## Required task
Find every line in the records below that contains the word "elements" and copy each of those lines. Case counts.

## Supplied data
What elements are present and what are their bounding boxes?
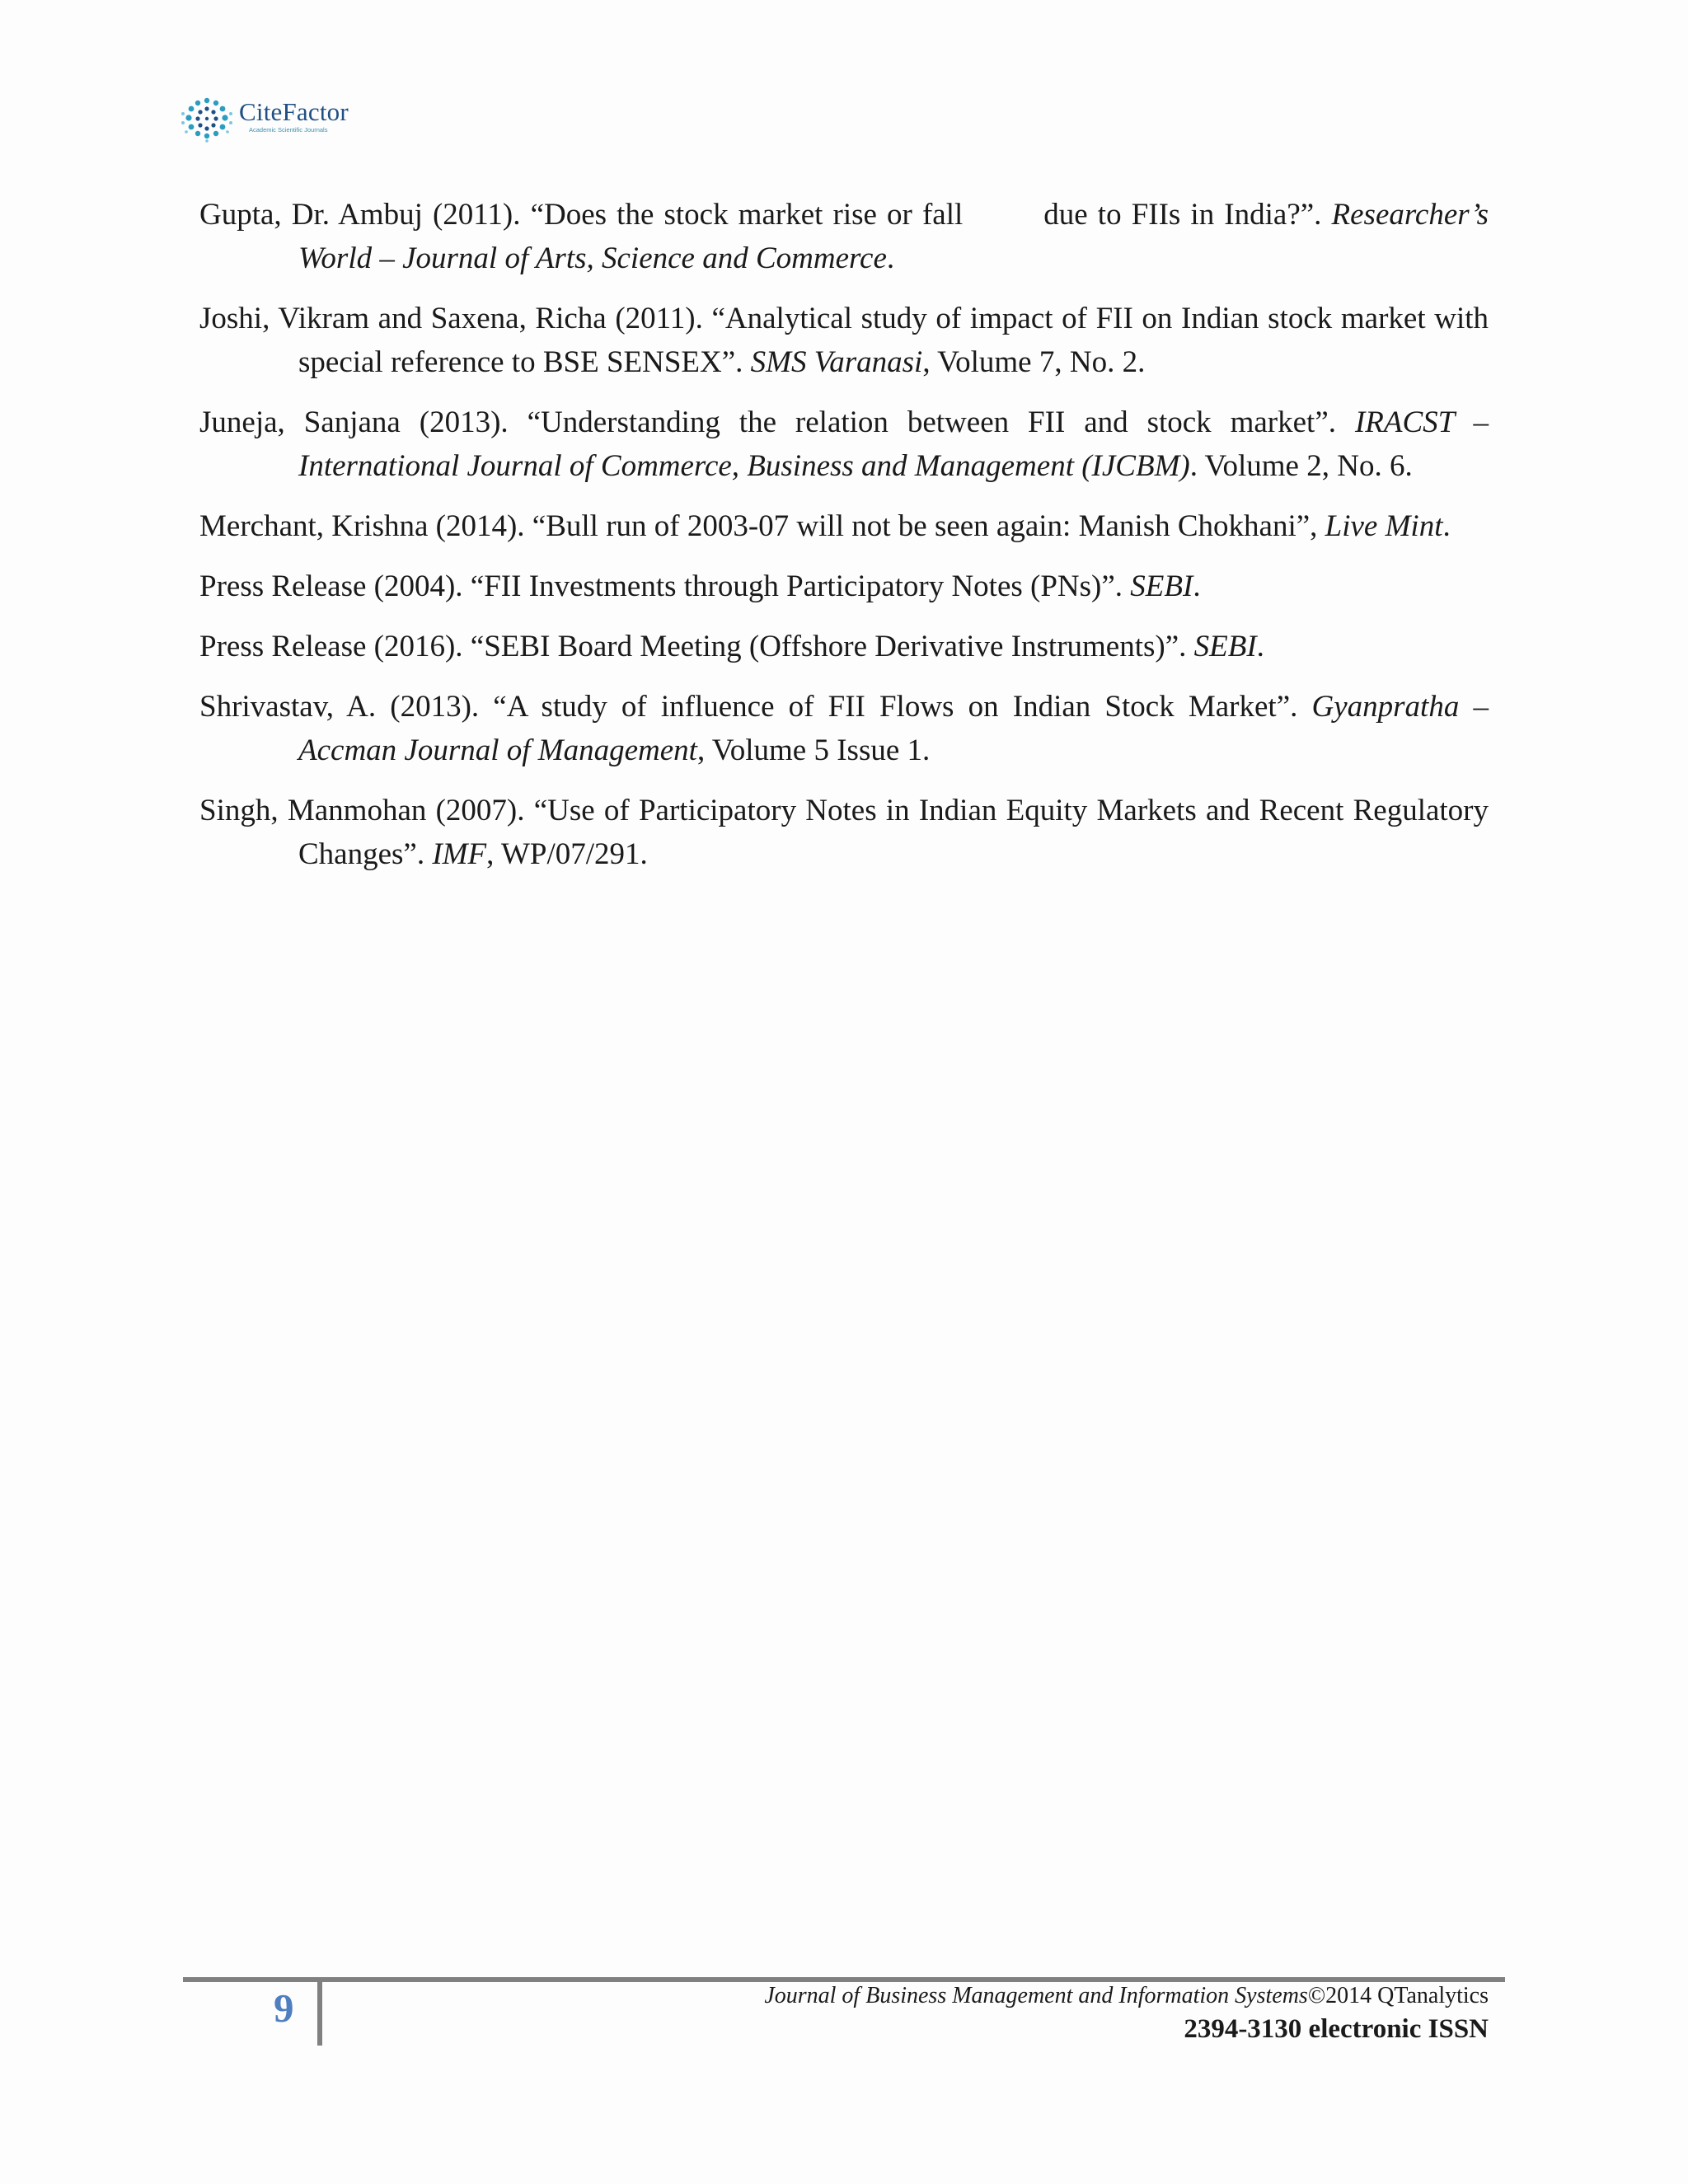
reference-text: Juneja, Sanjana (2013). “Understanding the relation between FII and stock market”. (199, 405, 1355, 439)
reference-journal: Live Mint (1325, 509, 1443, 543)
footer-journal-line (764, 1983, 1489, 2009)
reference-end: . (886, 241, 895, 275)
reference-text: Merchant, Krishna (2014). “Bull run of 2003-07 will not be seen again: Manish Chokhani”, (199, 509, 1325, 543)
reference-item (199, 297, 1489, 384)
reference-item (199, 789, 1489, 876)
reference-item (199, 504, 1489, 548)
reference-end: . Volume 2, No. 6. (1189, 449, 1413, 483)
citefactor-logo-name: CiteFactor (239, 97, 349, 126)
reference-text-tail: due to FIIs in India?”. (1043, 198, 1322, 232)
reference-journal: IMF (432, 837, 487, 871)
reference-list (199, 193, 1489, 893)
reference-text: Press Release (2016). “SEBI Board Meeting (Offshore Derivative Instruments)”. (199, 630, 1194, 663)
page-number: 9 (274, 1985, 294, 2031)
footer-divider (183, 1977, 1505, 1982)
reference-journal: SEBI (1193, 630, 1257, 663)
reference-end: , Volume 7, No. 2. (922, 345, 1146, 379)
reference-end: . (1193, 569, 1201, 603)
reference-item (199, 565, 1489, 608)
citefactor-logo-icon (180, 96, 234, 143)
reference-text: Shrivastav, A. (2013). “A study of influence of FII Flows on Indian Stock Market”. (199, 690, 1312, 724)
reference-text: Singh, Manmohan (2007). “Use of Participatory Notes in Indian Equity Markets and Recent Regulatory Changes”. (199, 794, 1489, 871)
reference-journal: Researcher’s World – Journal of Arts, Science and Commerce (298, 198, 1489, 275)
reference-item (199, 193, 1489, 280)
footer-issn: 2394-3130 electronic ISSN (1184, 2014, 1489, 2044)
reference-end: , Volume 5 Issue 1. (696, 733, 931, 767)
reference-journal: IRACST – International Journal of Commerce, Business and Management (IJCBM) (298, 405, 1489, 483)
reference-item (199, 625, 1489, 668)
reference-journal: Gyanpratha – Accman Journal of Management (298, 690, 1489, 767)
reference-end: , WP/07/291. (486, 837, 648, 871)
reference-end: . (1256, 630, 1264, 663)
reference-text: Joshi, Vikram and Saxena, Richa (2011). “Analytical study of impact of FII on Indian stock market with special reference to BSE SENSEX”. (199, 302, 1489, 379)
reference-end: . (1442, 509, 1451, 543)
citefactor-logo-tagline: Academic Scientific Journals (249, 126, 328, 134)
footer-vertical-divider (317, 1981, 322, 2046)
reference-journal: SMS Varanasi (750, 345, 923, 379)
reference-journal: SEBI (1130, 569, 1193, 603)
reference-text: Press Release (2004). “FII Investments through Participatory Notes (PNs)”. (199, 569, 1131, 603)
reference-item (199, 685, 1489, 772)
footer-journal-name: Journal of Business Management and Information Systems (764, 1983, 1308, 2008)
citefactor-logo (180, 96, 377, 145)
footer-copyright: ©2014 QTanalytics (1307, 1983, 1489, 2008)
reference-item (199, 401, 1489, 488)
reference-text: Gupta, Dr. Ambuj (2011). “Does the stock market rise or fall (199, 198, 964, 232)
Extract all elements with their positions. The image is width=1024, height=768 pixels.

## Expected output
What elements are present and what are their bounding boxes?
Extract all elements with their positions. The image is width=1024, height=768 pixels.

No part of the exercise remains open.